**INSTRUCTIONS:**
1. Translate this sentence from the article below on the Coinflux CEO's arrest into Spanish: "Coinflux is one of the most important exchanges in Romania, Mr. Nistor’s country of origin."
2. Please return everything from "Coinflux is one" down to "regarding his extradition." in the Coinflux article below, copied without changes.

**SOURCE TEXT:**
:::

Vlad Nistor, CEO of Coinflux, was arrested by local authorities in his native Romania after the United States launched a formal investigation charging him with several crimes against American citizens.
According to local media, Ziar de Cluj report, in a loose translation, MrNistor used other online platforms to scam people via fraudulent sales and get personal information about the victims. Coinflux is not mentioned as a part of the scams:
“Two of these methods were run online via phishing or through various fictitious sale ads (via Ebay or via online platforms.) For example, Romanians were sending e-mails using instant messaging programs or phone numbers where the user is advised to give confidential data to win certain prizes or was informed that they are necessary due to technical errors that led to loss of original data. A web address containing a clone of the site of a financial or trading institution was indicated in the e-mail.”
Coinflux is one of the most important exchanges in Romania, Mr. Nistor’s country of origin. According to data provided by the platform’s own website, so far more than 201 million Euros worth of cryptocurrencies have been traded in more than 203,000 transactions made by the nearly 20k registered users of the platform.
A Short Recount of What Happened
According to local media, the U.S. Justice Department accused Coinflux’s CEO of running a fraud scheme, committing computer fraud, leading an organized crime group and money laundering. Nistor was preemptively detained while awaiting a decision by the Bucharest Court of Appeals regarding his extradition.

:::

**MATERIAL SUPPLIED:**
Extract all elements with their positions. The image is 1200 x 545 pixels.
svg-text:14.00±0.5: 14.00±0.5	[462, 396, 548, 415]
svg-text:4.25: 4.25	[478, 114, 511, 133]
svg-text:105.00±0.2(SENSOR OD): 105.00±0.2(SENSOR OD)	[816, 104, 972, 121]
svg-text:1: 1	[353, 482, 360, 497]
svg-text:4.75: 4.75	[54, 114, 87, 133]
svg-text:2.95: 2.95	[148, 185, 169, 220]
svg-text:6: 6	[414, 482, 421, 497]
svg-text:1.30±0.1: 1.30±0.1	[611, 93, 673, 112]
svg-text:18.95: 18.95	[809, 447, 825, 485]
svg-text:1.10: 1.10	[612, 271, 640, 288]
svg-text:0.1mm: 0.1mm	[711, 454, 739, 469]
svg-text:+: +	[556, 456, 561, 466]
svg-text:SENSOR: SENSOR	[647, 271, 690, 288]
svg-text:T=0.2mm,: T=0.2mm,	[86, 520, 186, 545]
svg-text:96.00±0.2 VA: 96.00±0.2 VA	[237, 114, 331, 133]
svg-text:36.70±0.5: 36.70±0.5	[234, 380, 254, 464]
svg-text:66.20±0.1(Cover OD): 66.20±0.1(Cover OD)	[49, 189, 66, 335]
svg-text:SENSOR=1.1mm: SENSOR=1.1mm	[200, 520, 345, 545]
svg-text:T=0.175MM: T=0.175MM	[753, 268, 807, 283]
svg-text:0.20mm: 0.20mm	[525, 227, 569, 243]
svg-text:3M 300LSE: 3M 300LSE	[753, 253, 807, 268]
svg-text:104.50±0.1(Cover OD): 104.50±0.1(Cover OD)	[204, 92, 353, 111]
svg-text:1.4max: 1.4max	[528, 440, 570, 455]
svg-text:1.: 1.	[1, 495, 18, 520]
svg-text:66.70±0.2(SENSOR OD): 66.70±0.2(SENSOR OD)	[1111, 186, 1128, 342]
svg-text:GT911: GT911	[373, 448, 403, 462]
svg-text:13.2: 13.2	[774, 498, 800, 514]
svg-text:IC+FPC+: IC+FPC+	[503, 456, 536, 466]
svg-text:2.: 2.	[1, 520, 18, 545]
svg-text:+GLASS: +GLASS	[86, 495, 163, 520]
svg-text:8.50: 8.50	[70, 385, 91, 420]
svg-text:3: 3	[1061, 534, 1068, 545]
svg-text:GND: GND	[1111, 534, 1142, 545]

:::

**SOLUTIONS TO THE TASKS:**
1. Coinflux es una de las plataformas de intercambio más importantes de Rumanía, el país de origen del Sr. Nistor.

2.
Coinflux is one of the most important exchanges in Romania, Mr. Nistor’s country of origin. According to data provided by the platform’s own website, so far more than 201 million Euros worth of cryptocurrencies have been traded in more than 203,000 transactions made by the nearly 20k registered users of the platform.
A Short Recount of What Happened
According to local media, the U.S. Justice Department accused Coinflux’s CEO of running a fraud scheme, committing computer fraud, leading an organized crime group and money laundering. Nistor was preemptively detained while awaiting a decision by the Bucharest Court of Appeals regarding his extradition.